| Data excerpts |
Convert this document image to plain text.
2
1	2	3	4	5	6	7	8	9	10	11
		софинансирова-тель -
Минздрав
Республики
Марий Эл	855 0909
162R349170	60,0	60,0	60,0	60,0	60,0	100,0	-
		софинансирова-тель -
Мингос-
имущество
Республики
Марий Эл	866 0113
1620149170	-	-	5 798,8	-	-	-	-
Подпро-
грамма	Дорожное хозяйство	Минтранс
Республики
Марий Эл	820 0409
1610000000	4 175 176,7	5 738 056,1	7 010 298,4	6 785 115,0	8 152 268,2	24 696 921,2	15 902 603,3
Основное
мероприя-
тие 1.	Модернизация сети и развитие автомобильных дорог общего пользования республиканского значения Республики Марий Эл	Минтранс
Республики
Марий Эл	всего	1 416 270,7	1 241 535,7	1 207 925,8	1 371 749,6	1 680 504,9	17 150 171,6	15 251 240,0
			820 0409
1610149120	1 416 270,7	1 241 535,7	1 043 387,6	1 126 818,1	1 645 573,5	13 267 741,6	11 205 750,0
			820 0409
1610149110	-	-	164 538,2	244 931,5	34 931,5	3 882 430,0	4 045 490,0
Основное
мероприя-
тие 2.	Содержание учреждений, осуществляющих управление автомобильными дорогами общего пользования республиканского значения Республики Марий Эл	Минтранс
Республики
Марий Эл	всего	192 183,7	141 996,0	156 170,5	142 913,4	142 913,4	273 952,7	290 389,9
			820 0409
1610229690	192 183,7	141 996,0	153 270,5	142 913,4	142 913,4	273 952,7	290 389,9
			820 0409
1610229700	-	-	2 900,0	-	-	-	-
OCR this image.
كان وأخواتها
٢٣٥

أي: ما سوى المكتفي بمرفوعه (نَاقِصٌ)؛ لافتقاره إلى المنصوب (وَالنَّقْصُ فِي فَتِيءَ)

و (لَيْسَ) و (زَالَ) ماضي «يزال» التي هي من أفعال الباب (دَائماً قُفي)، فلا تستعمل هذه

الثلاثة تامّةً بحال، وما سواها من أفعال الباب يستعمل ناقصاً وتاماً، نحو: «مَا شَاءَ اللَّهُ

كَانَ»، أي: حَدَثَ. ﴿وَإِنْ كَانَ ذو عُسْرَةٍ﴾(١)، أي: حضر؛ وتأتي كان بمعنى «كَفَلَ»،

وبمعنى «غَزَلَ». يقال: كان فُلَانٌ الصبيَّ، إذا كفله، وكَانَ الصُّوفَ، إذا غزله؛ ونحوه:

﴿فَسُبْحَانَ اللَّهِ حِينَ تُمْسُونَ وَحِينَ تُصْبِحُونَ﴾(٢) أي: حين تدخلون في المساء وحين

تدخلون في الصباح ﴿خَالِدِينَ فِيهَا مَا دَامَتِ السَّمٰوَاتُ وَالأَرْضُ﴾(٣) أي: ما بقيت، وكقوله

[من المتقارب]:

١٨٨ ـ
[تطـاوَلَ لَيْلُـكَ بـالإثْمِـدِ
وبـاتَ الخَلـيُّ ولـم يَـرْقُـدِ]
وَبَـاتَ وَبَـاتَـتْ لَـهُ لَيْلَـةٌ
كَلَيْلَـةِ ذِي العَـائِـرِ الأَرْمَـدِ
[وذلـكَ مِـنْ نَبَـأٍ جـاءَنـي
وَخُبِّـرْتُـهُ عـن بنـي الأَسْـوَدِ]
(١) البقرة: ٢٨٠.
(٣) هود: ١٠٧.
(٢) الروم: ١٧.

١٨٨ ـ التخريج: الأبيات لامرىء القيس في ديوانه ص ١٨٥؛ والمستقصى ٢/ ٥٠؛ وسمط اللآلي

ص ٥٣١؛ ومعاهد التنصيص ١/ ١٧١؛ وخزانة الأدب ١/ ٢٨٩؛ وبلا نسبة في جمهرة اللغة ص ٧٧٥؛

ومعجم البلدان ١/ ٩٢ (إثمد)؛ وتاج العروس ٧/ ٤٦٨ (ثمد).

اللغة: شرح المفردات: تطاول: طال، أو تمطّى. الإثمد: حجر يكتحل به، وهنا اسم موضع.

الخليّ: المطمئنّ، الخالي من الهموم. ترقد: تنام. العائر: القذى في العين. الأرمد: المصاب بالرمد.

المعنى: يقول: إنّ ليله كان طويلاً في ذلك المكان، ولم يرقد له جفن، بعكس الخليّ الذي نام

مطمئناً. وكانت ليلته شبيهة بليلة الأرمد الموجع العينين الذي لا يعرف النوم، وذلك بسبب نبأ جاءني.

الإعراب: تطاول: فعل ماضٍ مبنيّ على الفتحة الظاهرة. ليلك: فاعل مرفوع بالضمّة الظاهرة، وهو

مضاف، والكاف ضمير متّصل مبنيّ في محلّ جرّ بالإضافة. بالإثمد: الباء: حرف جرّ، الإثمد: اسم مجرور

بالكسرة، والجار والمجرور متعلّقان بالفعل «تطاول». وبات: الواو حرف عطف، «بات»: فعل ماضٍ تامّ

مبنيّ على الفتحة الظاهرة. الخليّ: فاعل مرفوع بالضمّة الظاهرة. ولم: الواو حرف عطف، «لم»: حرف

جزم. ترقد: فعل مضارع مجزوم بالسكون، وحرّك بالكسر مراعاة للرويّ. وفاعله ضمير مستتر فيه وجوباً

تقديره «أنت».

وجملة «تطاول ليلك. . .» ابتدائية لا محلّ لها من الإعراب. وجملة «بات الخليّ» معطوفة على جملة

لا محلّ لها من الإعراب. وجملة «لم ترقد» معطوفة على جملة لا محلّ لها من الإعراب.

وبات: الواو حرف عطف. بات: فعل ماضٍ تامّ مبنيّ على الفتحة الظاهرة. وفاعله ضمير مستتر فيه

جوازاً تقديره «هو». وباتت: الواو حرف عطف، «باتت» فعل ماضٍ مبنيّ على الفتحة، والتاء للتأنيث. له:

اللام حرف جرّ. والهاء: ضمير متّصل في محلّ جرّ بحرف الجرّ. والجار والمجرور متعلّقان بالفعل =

| What is being asked |
Identify and copy the lines holding the word "بالفعل".

| Full solution |
بالكسرة، والجار والمجرور متعلّقان بالفعل «تطاول». وبات: الواو حرف عطف، «بات»: فعل ماضٍ تامّ
اللام حرف جرّ. والهاء: ضمير متّصل في محلّ جرّ بحرف الجرّ. والجار والمجرور متعلّقان بالفعل =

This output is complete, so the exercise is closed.